→ OBJETIVO DEL EJERCICIO
Según el texto sobre el bloqueo de WhatsApp en Rusia, ¿qué organismo excluyó los dominios de WhatsApp del registro DNS nacional?

→ TEXTO DEL DOCUMENTO
Más de 100 millones de usuarios de WhatsApp en Rusia se ven afectados tras el intento de bloqueo total de la plataforma por parte de las autoridades locales, según denunció la propia compañía, filial de Meta. La medida busca favorecer la adopción de MAX, una aplicación nacional de mensajería, y representa, de acuerdo con WhatsApp, un “retroceso” en la privacidad de las comunicaciones en el país. La empresa afirmó: “Los esfuerzos para aislar a más de 100 millones de usuarios sin derecho a una comunicación privada y segura, es un retroceso, que puede solo conducir al deterioro de la seguridad de la gente en Rusia”.
El regulador de telecomunicaciones Roscomnadzor excluyó de su registro DNS nacional a los dominios de WhatsApp, YouTube y diversos medios independientes, lo que equivale a un bloqueo efectivo de estas plataformas. Voceros del Kremlin, como Dmitri Peskov, señalaron a la agencia TASS que existe la posibilidad de alcanzar un acuerdo si WhatsApp inicia un diálogo con las autoridades y acepta ajustarse a la legislación rusa. En caso contrario, el bloqueo se mantendría. Peskov declaró: “Si la corporación insiste en su posición intransigente y continúa mostrando su total indisposición a orientarse a la legislación rusa, entonces no hay chance alguno”.

→ DATOS EXTRAÍDOS
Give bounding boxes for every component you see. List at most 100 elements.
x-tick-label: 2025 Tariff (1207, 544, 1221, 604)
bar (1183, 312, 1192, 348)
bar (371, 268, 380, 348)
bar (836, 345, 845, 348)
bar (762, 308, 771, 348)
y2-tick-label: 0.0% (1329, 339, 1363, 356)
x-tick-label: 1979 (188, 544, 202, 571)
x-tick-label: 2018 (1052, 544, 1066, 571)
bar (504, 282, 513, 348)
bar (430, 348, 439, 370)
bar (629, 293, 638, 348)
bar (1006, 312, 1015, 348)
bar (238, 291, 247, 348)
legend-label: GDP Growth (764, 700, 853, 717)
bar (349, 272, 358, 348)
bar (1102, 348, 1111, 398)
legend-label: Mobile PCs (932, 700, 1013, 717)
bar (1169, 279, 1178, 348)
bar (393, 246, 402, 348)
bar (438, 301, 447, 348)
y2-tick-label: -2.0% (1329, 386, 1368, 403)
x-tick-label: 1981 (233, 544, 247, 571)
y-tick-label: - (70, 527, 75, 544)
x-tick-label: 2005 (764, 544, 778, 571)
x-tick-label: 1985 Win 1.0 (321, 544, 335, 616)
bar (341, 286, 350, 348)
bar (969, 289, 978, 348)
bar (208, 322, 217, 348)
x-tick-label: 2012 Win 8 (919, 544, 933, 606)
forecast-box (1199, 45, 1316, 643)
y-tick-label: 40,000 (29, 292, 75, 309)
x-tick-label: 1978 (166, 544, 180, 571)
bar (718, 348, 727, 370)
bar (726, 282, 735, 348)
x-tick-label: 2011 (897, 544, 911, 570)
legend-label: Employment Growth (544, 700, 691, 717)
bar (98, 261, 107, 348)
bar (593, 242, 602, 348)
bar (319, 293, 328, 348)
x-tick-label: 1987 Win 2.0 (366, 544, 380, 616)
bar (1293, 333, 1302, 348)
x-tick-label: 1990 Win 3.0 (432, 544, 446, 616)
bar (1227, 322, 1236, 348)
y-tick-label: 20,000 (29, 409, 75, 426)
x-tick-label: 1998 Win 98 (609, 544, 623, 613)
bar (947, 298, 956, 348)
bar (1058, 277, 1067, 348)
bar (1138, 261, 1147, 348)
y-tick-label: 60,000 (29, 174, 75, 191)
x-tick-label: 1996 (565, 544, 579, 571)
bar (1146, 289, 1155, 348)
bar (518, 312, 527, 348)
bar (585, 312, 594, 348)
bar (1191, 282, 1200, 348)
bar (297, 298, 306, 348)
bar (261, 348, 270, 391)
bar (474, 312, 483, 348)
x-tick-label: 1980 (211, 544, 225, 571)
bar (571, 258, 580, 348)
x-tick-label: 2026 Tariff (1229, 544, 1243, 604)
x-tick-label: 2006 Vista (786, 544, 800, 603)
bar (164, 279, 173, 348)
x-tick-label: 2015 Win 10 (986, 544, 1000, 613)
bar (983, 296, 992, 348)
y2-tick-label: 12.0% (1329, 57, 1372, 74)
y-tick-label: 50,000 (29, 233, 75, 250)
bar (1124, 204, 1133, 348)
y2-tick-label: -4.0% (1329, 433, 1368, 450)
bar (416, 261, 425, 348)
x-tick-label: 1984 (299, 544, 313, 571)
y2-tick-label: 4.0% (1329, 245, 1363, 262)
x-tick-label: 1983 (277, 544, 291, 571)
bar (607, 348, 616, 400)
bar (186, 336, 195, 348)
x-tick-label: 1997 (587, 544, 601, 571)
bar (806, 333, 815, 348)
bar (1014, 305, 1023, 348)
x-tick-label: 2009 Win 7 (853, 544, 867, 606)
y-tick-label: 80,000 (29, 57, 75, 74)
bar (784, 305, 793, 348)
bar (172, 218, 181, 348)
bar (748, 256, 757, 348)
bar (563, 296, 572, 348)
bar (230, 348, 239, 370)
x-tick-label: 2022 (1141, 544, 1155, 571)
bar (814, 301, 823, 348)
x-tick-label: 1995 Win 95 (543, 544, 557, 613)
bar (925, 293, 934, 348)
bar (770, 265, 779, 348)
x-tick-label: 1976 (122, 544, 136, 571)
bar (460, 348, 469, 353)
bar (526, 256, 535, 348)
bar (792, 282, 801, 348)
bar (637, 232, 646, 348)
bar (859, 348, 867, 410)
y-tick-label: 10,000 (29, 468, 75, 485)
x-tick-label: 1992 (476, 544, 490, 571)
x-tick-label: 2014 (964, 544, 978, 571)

→ RESULTADO
El regulador de telecomunicaciones Roscomnadzor.